■ **EXERCISE DETAILS**:
Continue the aquaponics article on nitrate levels from where it stops, writing the next part in the same voice.
EXTRACT PROVIDED below:
The Mysteries of Aquaponics, Part 4: You Don't Need A Biofilter, You Already Have One!


In our last newsletter, I mentioned that we have “systems which have run for months at a time with zero measurable nitrates; measured with a test that clearly shows 1 ppm”. The hydroponics people have told us to our faces that we are making bad measurements and don’t know what we’re doing. Aquaponics “experts” (notably those with little or no real experience) often do the same. The “necessary” number for parts per million (ppm) of nitrates they quote is from 60 to 200. So what’s right? Can both be right?

 

To clear up the nagging thought you may be having that the nutrients are coming from “somewhere else”, we do not put ANYTHING into our systems except fish food. We add a couple of cups of calcium carbonate to a 3,500 square foot system at intervals from six months to a year and a half to help with pH adjustment. We also add small amounts of chelated iron when we see interveinal chlorosis on the plants.

 

Nothing else goes into the system: no kelp powder, no mineral supplements, no azomite, no peat potting mix (we use coir, which is nutrient-neutral), no fertilizer, no more nothing (as we say in Hawaii!). Our systems produce vegetables explosively on a very small amount of fish food, a couple of handfuls of calcium carbonate for pH adjustment, and iron additions of small amounts of chelated iron 3 to 5 times a year. (Note: we often go more than a year on one 25-pound bag of chelated iron powder, even though we have 6,000 square feet of systems requiring iron supplementation).

 

If our systems work so well at low or unmeasurable nitrate levels, why do the “experts” insist that you must have 60 to 200 ppm nitrates for an aquaponics system to work? The reason is that they’ve never run an organic aquaponics system like ours, and thus, they don’t have the data we have. They do have data, but we feel it is contaminated by poor scientific procedure, just as the claimed “cold fusion” experiment of Pons and Fleischmann was in 1989.
End of EXTRACT PROVIDED.
THE DATA below:
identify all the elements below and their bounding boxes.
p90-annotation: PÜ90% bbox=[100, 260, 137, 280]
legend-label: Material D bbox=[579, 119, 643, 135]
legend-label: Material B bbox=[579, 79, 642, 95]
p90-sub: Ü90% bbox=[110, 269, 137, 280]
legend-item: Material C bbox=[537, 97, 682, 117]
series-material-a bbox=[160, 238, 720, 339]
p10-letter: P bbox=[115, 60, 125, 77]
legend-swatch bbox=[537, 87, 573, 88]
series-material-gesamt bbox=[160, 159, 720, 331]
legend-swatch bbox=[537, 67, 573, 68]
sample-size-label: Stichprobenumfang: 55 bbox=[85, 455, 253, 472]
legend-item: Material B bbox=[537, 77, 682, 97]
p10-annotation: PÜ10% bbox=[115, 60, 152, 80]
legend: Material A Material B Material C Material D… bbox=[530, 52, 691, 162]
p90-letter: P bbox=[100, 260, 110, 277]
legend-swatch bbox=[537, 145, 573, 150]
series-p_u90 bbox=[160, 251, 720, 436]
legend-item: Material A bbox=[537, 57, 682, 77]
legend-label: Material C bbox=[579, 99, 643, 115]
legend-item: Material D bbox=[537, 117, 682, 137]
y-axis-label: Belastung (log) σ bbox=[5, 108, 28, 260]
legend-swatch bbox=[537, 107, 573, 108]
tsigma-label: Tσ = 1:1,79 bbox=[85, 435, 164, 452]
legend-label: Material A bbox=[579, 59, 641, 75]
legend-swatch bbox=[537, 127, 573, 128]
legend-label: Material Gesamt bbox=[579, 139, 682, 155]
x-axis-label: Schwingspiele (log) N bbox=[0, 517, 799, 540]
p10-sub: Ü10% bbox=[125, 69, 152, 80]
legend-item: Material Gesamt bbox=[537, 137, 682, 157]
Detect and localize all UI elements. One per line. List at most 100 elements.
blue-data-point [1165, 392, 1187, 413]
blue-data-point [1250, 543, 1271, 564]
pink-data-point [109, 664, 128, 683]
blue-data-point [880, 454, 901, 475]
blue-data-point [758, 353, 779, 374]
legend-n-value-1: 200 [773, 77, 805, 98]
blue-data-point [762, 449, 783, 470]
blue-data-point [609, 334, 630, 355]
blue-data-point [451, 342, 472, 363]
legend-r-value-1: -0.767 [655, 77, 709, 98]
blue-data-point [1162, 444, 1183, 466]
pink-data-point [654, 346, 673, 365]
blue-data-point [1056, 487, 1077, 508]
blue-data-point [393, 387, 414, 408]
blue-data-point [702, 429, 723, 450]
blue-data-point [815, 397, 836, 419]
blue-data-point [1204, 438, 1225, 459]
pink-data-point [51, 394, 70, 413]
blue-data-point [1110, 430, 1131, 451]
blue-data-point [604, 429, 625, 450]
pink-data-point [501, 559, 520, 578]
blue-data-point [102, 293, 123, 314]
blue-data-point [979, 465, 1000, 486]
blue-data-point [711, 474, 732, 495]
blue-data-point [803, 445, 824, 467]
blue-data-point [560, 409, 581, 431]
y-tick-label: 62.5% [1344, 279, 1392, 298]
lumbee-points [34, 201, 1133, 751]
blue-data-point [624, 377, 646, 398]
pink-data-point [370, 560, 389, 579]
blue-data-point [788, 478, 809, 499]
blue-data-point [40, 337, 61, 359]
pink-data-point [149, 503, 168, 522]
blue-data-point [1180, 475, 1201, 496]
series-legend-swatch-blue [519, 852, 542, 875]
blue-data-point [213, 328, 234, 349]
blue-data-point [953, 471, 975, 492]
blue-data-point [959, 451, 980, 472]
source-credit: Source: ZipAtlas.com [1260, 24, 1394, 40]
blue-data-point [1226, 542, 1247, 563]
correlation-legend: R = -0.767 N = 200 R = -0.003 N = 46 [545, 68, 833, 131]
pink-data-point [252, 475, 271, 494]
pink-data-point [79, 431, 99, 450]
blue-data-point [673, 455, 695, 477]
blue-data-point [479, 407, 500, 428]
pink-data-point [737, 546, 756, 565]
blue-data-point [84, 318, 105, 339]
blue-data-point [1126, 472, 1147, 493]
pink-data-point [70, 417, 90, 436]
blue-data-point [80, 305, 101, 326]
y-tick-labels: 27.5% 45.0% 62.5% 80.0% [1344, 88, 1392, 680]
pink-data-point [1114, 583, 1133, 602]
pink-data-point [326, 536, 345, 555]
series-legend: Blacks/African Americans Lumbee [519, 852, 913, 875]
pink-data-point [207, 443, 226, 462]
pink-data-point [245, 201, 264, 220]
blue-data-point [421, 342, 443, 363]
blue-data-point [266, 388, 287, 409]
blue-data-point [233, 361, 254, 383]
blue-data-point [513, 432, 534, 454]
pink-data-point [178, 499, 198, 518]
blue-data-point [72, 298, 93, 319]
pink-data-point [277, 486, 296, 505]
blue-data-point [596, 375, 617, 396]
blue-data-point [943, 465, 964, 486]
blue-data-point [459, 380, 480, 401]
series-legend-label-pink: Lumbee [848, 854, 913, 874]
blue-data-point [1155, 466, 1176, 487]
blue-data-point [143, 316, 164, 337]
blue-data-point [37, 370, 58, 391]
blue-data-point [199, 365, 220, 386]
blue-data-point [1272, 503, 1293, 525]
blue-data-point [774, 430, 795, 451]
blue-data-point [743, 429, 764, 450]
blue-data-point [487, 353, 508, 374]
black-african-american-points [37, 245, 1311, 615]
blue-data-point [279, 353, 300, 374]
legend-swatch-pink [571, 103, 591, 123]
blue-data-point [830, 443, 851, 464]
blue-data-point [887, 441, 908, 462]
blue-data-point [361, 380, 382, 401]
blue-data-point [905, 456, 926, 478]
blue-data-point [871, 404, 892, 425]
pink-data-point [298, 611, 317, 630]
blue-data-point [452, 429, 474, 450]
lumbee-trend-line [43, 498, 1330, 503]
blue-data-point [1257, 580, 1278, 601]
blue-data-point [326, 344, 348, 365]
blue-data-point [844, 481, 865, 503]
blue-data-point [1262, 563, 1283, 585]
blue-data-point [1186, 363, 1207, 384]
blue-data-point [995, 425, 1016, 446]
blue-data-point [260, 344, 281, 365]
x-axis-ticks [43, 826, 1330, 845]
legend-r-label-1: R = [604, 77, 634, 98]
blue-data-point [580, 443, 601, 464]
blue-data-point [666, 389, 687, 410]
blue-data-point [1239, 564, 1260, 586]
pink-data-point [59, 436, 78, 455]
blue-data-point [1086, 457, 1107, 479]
End of THE DATA.
■ **EXERCISE ANSWER**:
Here’s the explanation of the unreliable data: the consultant’s and university’s systems are adjusted with caustic chemicals that are not organically certifiable (calcium and potassium hydroxides). We have hypothesized that every time you add these caustic chemicals to your system, you kill or inhibit a certain percentage of the nitrifying bacteria.


This effects huge fluctuations in nitrifying bacteria populations, which in turn creates huge swings in nitrite and nitrate levels in these systems. They measured these huge swings in nitrate numbers, and somehow got the idea that they are actually “adjusting” the levels of nitrates in their systems. We don’t believe this is accurate or true.

 

There is one time in the life of an organic aquaponics system such as ours (defined as one that has its pH adjusted with calcium carbonate) that you do measure high levels of nitrites and nitrates similar to those experienced in the university systems adjusted with caustic chemicals, and that's during the startup period. During startup, an organic aquaponics system experiences “spikes”, or high levels of nitrites and nitrates that appear similar to the levels of nitrites and nitrates experienced in an operating university type system.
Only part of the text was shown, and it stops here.